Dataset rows
◇ ◇ ◇ ◇
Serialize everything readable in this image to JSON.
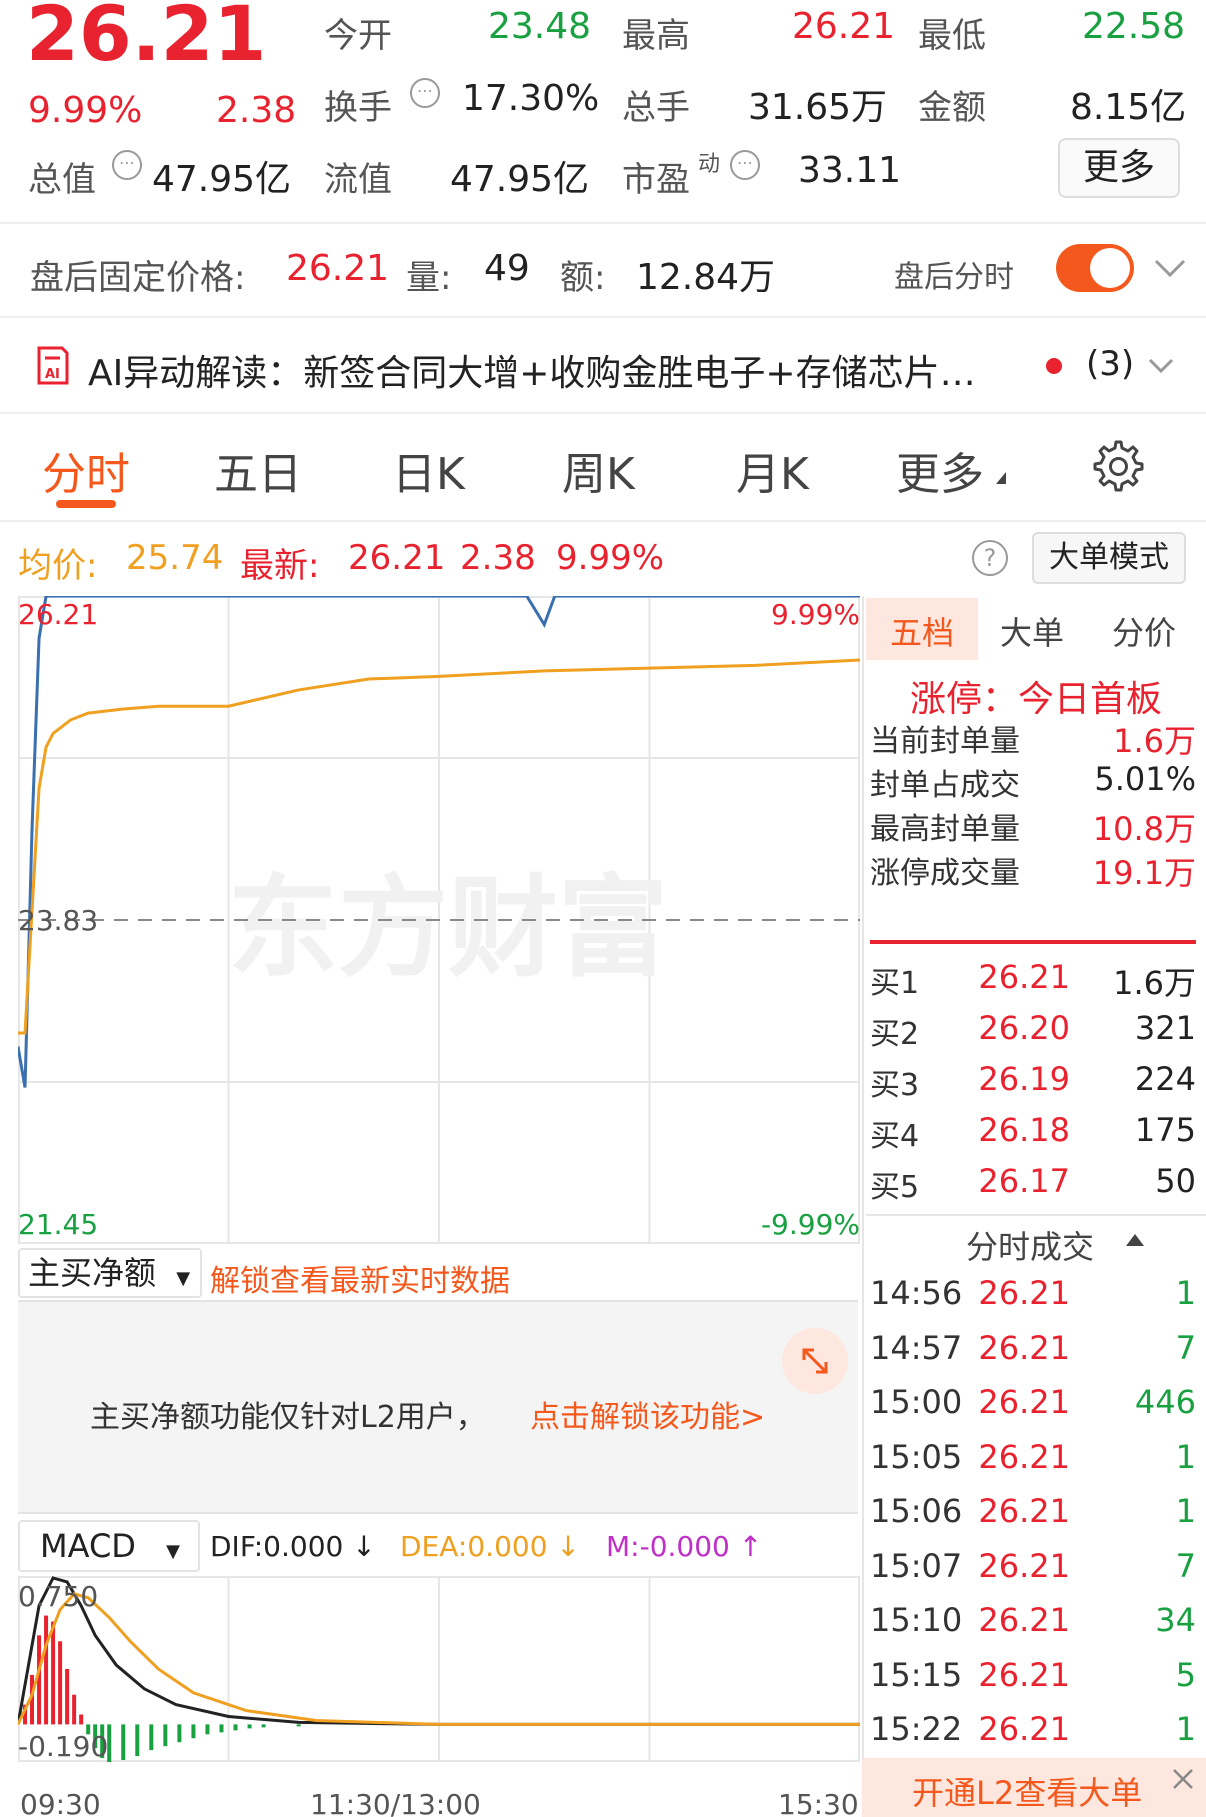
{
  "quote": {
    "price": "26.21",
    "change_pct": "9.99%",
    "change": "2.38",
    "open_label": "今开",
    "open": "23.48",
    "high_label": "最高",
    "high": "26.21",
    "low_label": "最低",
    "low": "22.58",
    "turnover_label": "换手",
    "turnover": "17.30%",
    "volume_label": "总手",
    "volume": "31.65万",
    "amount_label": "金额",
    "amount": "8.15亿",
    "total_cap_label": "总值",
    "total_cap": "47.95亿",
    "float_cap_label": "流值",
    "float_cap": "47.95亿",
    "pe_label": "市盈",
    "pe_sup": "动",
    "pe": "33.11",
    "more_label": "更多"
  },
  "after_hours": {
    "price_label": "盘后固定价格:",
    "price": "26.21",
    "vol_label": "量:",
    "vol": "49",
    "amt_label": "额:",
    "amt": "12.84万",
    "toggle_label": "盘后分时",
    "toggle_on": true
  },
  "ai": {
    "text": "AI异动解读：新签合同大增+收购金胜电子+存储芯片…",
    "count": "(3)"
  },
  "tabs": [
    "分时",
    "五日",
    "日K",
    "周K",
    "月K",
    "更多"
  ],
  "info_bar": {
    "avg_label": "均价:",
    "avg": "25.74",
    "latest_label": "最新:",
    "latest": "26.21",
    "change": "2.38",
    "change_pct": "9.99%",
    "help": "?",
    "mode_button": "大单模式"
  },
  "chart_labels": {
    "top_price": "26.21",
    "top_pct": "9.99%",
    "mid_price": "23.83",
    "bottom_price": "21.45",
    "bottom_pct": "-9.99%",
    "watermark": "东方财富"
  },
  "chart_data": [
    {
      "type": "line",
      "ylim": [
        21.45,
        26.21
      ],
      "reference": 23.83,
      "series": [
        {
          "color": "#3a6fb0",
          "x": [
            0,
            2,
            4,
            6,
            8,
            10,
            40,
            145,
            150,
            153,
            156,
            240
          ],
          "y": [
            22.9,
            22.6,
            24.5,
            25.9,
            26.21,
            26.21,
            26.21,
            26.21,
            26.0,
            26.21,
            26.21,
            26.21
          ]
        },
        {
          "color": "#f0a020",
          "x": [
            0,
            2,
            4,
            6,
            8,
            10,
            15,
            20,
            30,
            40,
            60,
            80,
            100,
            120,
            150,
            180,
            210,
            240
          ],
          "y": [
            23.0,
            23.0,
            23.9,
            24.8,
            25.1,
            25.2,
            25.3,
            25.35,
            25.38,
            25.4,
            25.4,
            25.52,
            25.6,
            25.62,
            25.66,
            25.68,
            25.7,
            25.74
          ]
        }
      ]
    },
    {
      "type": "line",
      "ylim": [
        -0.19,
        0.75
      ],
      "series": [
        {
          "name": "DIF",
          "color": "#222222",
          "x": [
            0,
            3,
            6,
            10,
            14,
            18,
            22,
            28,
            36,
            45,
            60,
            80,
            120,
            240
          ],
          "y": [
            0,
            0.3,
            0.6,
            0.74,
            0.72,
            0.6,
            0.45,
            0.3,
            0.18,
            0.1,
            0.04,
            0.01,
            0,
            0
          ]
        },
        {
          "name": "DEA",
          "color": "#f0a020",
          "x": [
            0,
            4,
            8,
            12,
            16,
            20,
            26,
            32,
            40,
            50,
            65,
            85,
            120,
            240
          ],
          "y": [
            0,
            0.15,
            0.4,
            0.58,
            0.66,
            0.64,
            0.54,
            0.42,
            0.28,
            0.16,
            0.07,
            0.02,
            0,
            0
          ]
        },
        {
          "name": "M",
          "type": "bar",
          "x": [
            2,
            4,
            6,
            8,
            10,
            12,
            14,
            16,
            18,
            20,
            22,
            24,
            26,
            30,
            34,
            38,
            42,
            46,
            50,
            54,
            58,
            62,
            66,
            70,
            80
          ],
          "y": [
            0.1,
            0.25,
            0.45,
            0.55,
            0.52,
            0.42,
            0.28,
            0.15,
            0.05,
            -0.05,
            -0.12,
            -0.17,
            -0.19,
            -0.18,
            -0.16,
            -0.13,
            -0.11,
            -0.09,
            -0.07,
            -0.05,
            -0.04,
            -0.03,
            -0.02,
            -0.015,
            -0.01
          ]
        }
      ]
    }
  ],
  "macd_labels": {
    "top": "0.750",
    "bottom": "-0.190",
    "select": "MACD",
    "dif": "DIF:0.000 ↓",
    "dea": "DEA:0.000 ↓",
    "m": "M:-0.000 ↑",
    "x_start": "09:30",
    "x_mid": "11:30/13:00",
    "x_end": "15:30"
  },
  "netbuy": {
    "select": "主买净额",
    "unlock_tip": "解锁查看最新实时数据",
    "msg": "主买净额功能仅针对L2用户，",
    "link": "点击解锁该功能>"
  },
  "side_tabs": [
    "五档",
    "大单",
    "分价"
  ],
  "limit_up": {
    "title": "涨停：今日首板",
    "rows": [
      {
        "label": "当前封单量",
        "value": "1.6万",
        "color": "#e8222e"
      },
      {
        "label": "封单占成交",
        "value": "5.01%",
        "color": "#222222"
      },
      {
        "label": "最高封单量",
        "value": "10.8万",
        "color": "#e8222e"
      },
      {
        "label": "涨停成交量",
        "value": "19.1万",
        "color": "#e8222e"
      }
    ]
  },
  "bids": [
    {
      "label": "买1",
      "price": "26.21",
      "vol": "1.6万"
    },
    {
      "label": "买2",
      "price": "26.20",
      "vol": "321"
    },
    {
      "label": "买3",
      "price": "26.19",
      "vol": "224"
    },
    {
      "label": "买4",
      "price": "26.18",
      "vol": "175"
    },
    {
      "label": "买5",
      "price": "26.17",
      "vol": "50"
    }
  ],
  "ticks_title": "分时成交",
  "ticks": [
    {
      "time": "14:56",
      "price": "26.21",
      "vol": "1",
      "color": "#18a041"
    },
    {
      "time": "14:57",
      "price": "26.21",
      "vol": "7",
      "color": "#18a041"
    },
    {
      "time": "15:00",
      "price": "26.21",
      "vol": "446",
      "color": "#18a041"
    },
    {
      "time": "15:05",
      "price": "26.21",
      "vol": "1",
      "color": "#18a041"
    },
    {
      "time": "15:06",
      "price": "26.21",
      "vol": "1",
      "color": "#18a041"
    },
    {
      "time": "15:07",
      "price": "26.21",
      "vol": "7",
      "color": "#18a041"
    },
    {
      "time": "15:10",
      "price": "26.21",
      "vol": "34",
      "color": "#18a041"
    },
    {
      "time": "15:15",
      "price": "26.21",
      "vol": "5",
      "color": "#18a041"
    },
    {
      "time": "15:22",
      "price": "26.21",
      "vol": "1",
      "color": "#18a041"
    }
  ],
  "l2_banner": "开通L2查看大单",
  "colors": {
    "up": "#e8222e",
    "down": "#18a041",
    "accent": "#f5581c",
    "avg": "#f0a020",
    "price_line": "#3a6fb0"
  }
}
◇ ◇ ◇ ◇
▸ **What is expected**:
Omit the pictures and reproduce the listing exactly.

▸ **Solution for this task**:
Serialize everything readable in this image to JSON.
{
  "quote": {
    "price": "26.21",
    "change_pct": "9.99%",
    "change": "2.38",
    "open_label": "今开",
    "open": "23.48",
    "high_label": "最高",
    "high": "26.21",
    "low_label": "最低",
    "low": "22.58",
    "turnover_label": "换手",
    "turnover": "17.30%",
    "volume_label": "总手",
    "volume": "31.65万",
    "amount_label": "金额",
    "amount": "8.15亿",
    "total_cap_label": "总值",
    "total_cap": "47.95亿",
    "float_cap_label": "流值",
    "float_cap": "47.95亿",
    "pe_label": "市盈",
    "pe_sup": "动",
    "pe": "33.11",
    "more_label": "更多"
  },
  "after_hours": {
    "price_label": "盘后固定价格:",
    "price": "26.21",
    "vol_label": "量:",
    "vol": "49",
    "amt_label": "额:",
    "amt": "12.84万",
    "toggle_label": "盘后分时",
    "toggle_on": true
  },
  "ai": {
    "text": "AI异动解读：新签合同大增+收购金胜电子+存储芯片…",
    "count": "(3)"
  },
  "tabs": [
    "分时",
    "五日",
    "日K",
    "周K",
    "月K",
    "更多"
  ],
  "info_bar": {
    "avg_label": "均价:",
    "avg": "25.74",
    "latest_label": "最新:",
    "latest": "26.21",
    "change": "2.38",
    "change_pct": "9.99%",
    "help": "?",
    "mode_button": "大单模式"
  },
  "chart_labels": {
    "top_price": "26.21",
    "top_pct": "9.99%",
    "mid_price": "23.83",
    "bottom_price": "21.45",
    "bottom_pct": "-9.99%",
    "watermark": "东方财富"
  },
  "chart_data": [
    {
      "type": "line",
      "ylim": [
        21.45,
        26.21
      ],
      "reference": 23.83,
      "series": [
        {
          "color": "#3a6fb0",
          "x": [
            0,
            2,
            4,
            6,
            8,
            10,
            40,
            145,
            150,
            153,
            156,
            240
          ],
          "y": [
            22.9,
            22.6,
            24.5,
            25.9,
            26.21,
            26.21,
            26.21,
            26.21,
            26.0,
            26.21,
            26.21,
            26.21
          ]
        },
        {
          "color": "#f0a020",
          "x": [
            0,
            2,
            4,
            6,
            8,
            10,
            15,
            20,
            30,
            40,
            60,
            80,
            100,
            120,
            150,
            180,
            210,
            240
          ],
          "y": [
            23.0,
            23.0,
            23.9,
            24.8,
            25.1,
            25.2,
            25.3,
            25.35,
            25.38,
            25.4,
            25.4,
            25.52,
            25.6,
            25.62,
            25.66,
            25.68,
            25.7,
            25.74
          ]
        }
      ]
    },
    {
      "type": "line",
      "ylim": [
        -0.19,
        0.75
      ],
      "series": [
        {
          "name": "DIF",
          "color": "#222222",
          "x": [
            0,
            3,
            6,
            10,
            14,
            18,
            22,
            28,
            36,
            45,
            60,
            80,
            120,
            240
          ],
          "y": [
            0,
            0.3,
            0.6,
            0.74,
            0.72,
            0.6,
            0.45,
            0.3,
            0.18,
            0.1,
            0.04,
            0.01,
            0,
            0
          ]
        },
        {
          "name": "DEA",
          "color": "#f0a020",
          "x": [
            0,
            4,
            8,
            12,
            16,
            20,
            26,
            32,
            40,
            50,
            65,
            85,
            120,
            240
          ],
          "y": [
            0,
            0.15,
            0.4,
            0.58,
            0.66,
            0.64,
            0.54,
            0.42,
            0.28,
            0.16,
            0.07,
            0.02,
            0,
            0
          ]
        },
        {
          "name": "M",
          "type": "bar",
          "x": [
            2,
            4,
            6,
            8,
            10,
            12,
            14,
            16,
            18,
            20,
            22,
            24,
            26,
            30,
            34,
            38,
            42,
            46,
            50,
            54,
            58,
            62,
            66,
            70,
            80
          ],
          "y": [
            0.1,
            0.25,
            0.45,
            0.55,
            0.52,
            0.42,
            0.28,
            0.15,
            0.05,
            -0.05,
            -0.12,
            -0.17,
            -0.19,
            -0.18,
            -0.16,
            -0.13,
            -0.11,
            -0.09,
            -0.07,
            -0.05,
            -0.04,
            -0.03,
            -0.02,
            -0.015,
            -0.01
          ]
        }
      ]
    }
  ],
  "macd_labels": {
    "top": "0.750",
    "bottom": "-0.190",
    "select": "MACD",
    "dif": "DIF:0.000 ↓",
    "dea": "DEA:0.000 ↓",
    "m": "M:-0.000 ↑",
    "x_start": "09:30",
    "x_mid": "11:30/13:00",
    "x_end": "15:30"
  },
  "netbuy": {
    "select": "主买净额",
    "unlock_tip": "解锁查看最新实时数据",
    "msg": "主买净额功能仅针对L2用户，",
    "link": "点击解锁该功能>"
  },
  "side_tabs": [
    "五档",
    "大单",
    "分价"
  ],
  "limit_up": {
    "title": "涨停：今日首板",
    "rows": [
      {
        "label": "当前封单量",
        "value": "1.6万",
        "color": "#e8222e"
      },
      {
        "label": "封单占成交",
        "value": "5.01%",
        "color": "#222222"
      },
      {
        "label": "最高封单量",
        "value": "10.8万",
        "color": "#e8222e"
      },
      {
        "label": "涨停成交量",
        "value": "19.1万",
        "color": "#e8222e"
      }
    ]
  },
  "bids": [
    {
      "label": "买1",
      "price": "26.21",
      "vol": "1.6万"
    },
    {
      "label": "买2",
      "price": "26.20",
      "vol": "321"
    },
    {
      "label": "买3",
      "price": "26.19",
      "vol": "224"
    },
    {
      "label": "买4",
      "price": "26.18",
      "vol": "175"
    },
    {
      "label": "买5",
      "price": "26.17",
      "vol": "50"
    }
  ],
  "ticks_title": "分时成交",
  "ticks": [
    {
      "time": "14:56",
      "price": "26.21",
      "vol": "1",
      "color": "#18a041"
    },
    {
      "time": "14:57",
      "price": "26.21",
      "vol": "7",
      "color": "#18a041"
    },
    {
      "time": "15:00",
      "price": "26.21",
      "vol": "446",
      "color": "#18a041"
    },
    {
      "time": "15:05",
      "price": "26.21",
      "vol": "1",
      "color": "#18a041"
    },
    {
      "time": "15:06",
      "price": "26.21",
      "vol": "1",
      "color": "#18a041"
    },
    {
      "time": "15:07",
      "price": "26.21",
      "vol": "7",
      "color": "#18a041"
    },
    {
      "time": "15:10",
      "price": "26.21",
      "vol": "34",
      "color": "#18a041"
    },
    {
      "time": "15:15",
      "price": "26.21",
      "vol": "5",
      "color": "#18a041"
    },
    {
      "time": "15:22",
      "price": "26.21",
      "vol": "1",
      "color": "#18a041"
    }
  ],
  "l2_banner": "开通L2查看大单",
  "colors": {
    "up": "#e8222e",
    "down": "#18a041",
    "accent": "#f5581c",
    "avg": "#f0a020",
    "price_line": "#3a6fb0"
  }
}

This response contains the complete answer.